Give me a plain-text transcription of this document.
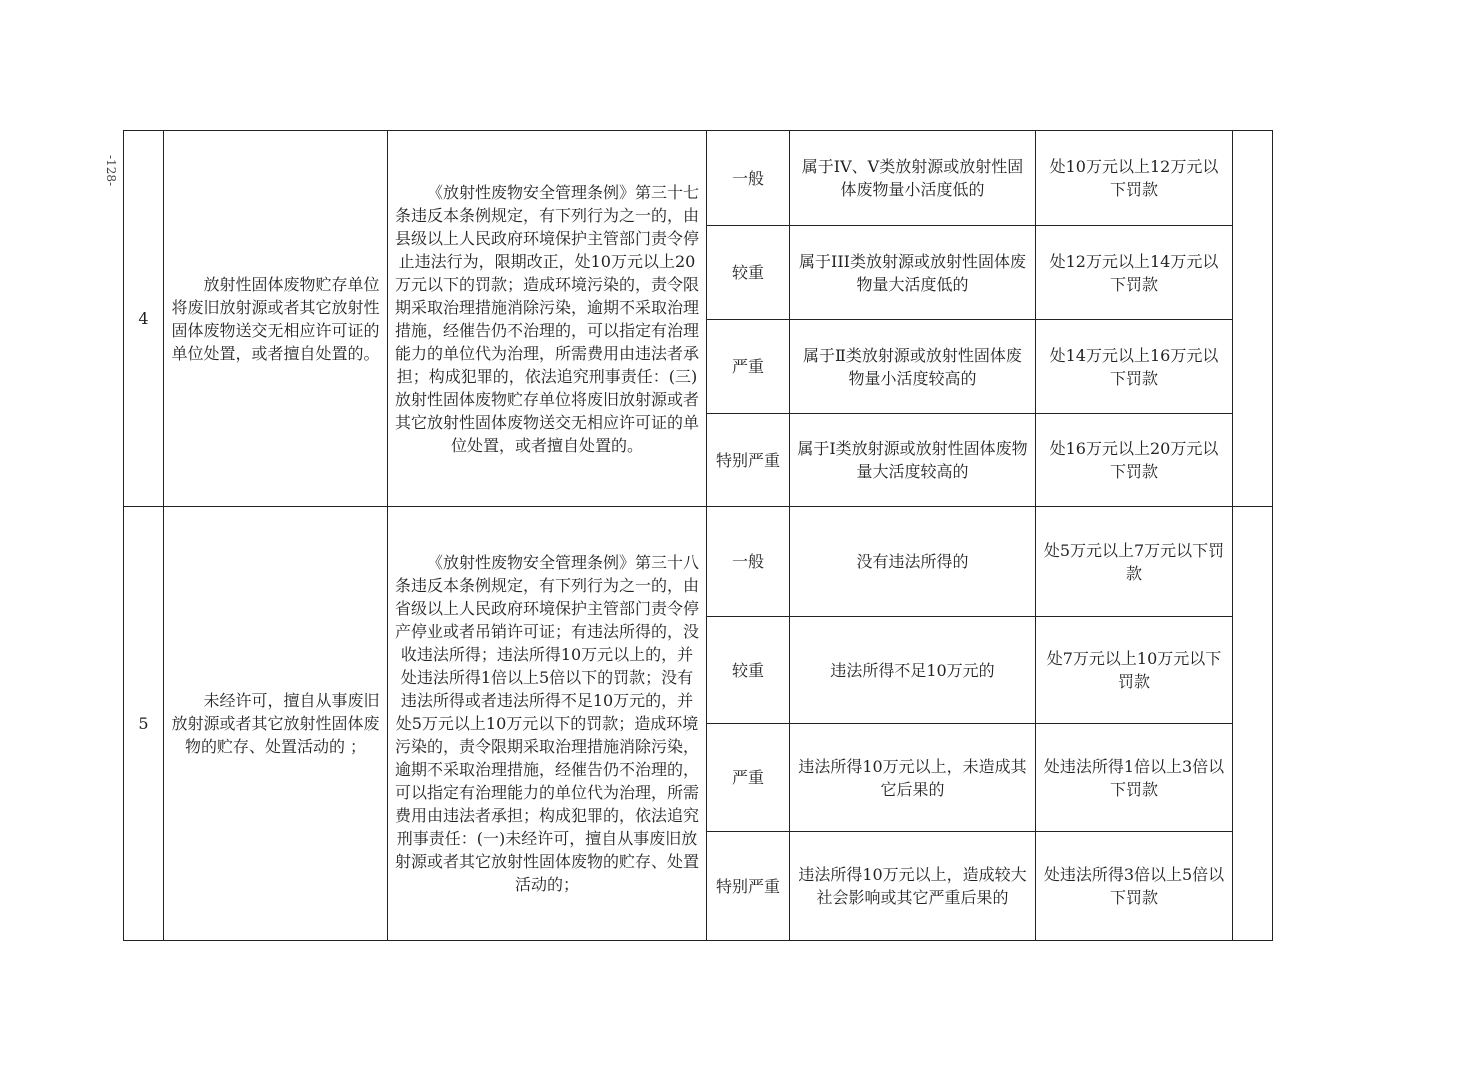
-128-
4	放射性固体废物贮存单位将废旧放射源或者其它放射性固体废物送交无相应许可证的单位处置，或者擅自处置的。	《放射性废物安全管理条例》第三十七条违反本条例规定，有下列行为之一的，由县级以上人民政府环境保护主管部门责令停止违法行为，限期改正，处10万元以上20万元以下的罚款；造成环境污染的，责令限期采取治理措施消除污染，逾期不采取治理措施，经催告仍不治理的，可以指定有治理能力的单位代为治理，所需费用由违法者承担；构成犯罪的，依法追究刑事责任：(三)放射性固体废物贮存单位将废旧放射源或者其它放射性固体废物送交无相应许可证的单位处置，或者擅自处置的。	一般	属于IV、V类放射源或放射性固体废物量小活度低的	处10万元以上12万元以下罚款	
			较重	属于III类放射源或放射性固体废物量大活度低的	处12万元以上14万元以下罚款	
			严重	属于Ⅱ类放射源或放射性固体废物量小活度较高的	处14万元以上16万元以下罚款	
			特别严重	属于I类放射源或放射性固体废物量大活度较高的	处16万元以上20万元以下罚款	
5	未经许可，擅自从事废旧放射源或者其它放射性固体废物的贮存、处置活动的 ；	《放射性废物安全管理条例》第三十八条违反本条例规定，有下列行为之一的，由省级以上人民政府环境保护主管部门责令停产停业或者吊销许可证；有违法所得的，没收违法所得；违法所得10万元以上的，并处违法所得1倍以上5倍以下的罚款；没有违法所得或者违法所得不足10万元的，并处5万元以上10万元以下的罚款；造成环境污染的，责令限期采取治理措施消除污染，逾期不采取治理措施，经催告仍不治理的，可以指定有治理能力的单位代为治理，所需费用由违法者承担；构成犯罪的，依法追究刑事责任：(一)未经许可，擅自从事废旧放射源或者其它放射性固体废物的贮存、处置活动的；	一般	没有违法所得的	处5万元以上7万元以下罚款	
			较重	违法所得不足10万元的	处7万元以上10万元以下罚款	
			严重	违法所得10万元以上，未造成其它后果的	处违法所得1倍以上3倍以下罚款	
			特别严重	违法所得10万元以上，造成较大社会影响或其它严重后果的	处违法所得3倍以上5倍以下罚款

* Requirements
Reproduce every entry word for word, but omit the pictures.

* Answer for this exercise
Give me a plain-text transcription of this document.
-128-
4	放射性固体废物贮存单位将废旧放射源或者其它放射性固体废物送交无相应许可证的单位处置，或者擅自处置的。	《放射性废物安全管理条例》第三十七条违反本条例规定，有下列行为之一的，由县级以上人民政府环境保护主管部门责令停止违法行为，限期改正，处10万元以上20万元以下的罚款；造成环境污染的，责令限期采取治理措施消除污染，逾期不采取治理措施，经催告仍不治理的，可以指定有治理能力的单位代为治理，所需费用由违法者承担；构成犯罪的，依法追究刑事责任：(三)放射性固体废物贮存单位将废旧放射源或者其它放射性固体废物送交无相应许可证的单位处置，或者擅自处置的。	一般	属于IV、V类放射源或放射性固体废物量小活度低的	处10万元以上12万元以下罚款	
			较重	属于III类放射源或放射性固体废物量大活度低的	处12万元以上14万元以下罚款	
			严重	属于Ⅱ类放射源或放射性固体废物量小活度较高的	处14万元以上16万元以下罚款	
			特别严重	属于I类放射源或放射性固体废物量大活度较高的	处16万元以上20万元以下罚款	
5	未经许可，擅自从事废旧放射源或者其它放射性固体废物的贮存、处置活动的 ；	《放射性废物安全管理条例》第三十八条违反本条例规定，有下列行为之一的，由省级以上人民政府环境保护主管部门责令停产停业或者吊销许可证；有违法所得的，没收违法所得；违法所得10万元以上的，并处违法所得1倍以上5倍以下的罚款；没有违法所得或者违法所得不足10万元的，并处5万元以上10万元以下的罚款；造成环境污染的，责令限期采取治理措施消除污染，逾期不采取治理措施，经催告仍不治理的，可以指定有治理能力的单位代为治理，所需费用由违法者承担；构成犯罪的，依法追究刑事责任：(一)未经许可，擅自从事废旧放射源或者其它放射性固体废物的贮存、处置活动的；	一般	没有违法所得的	处5万元以上7万元以下罚款	
			较重	违法所得不足10万元的	处7万元以上10万元以下罚款	
			严重	违法所得10万元以上，未造成其它后果的	处违法所得1倍以上3倍以下罚款	
			特别严重	违法所得10万元以上，造成较大社会影响或其它严重后果的	处违法所得3倍以上5倍以下罚款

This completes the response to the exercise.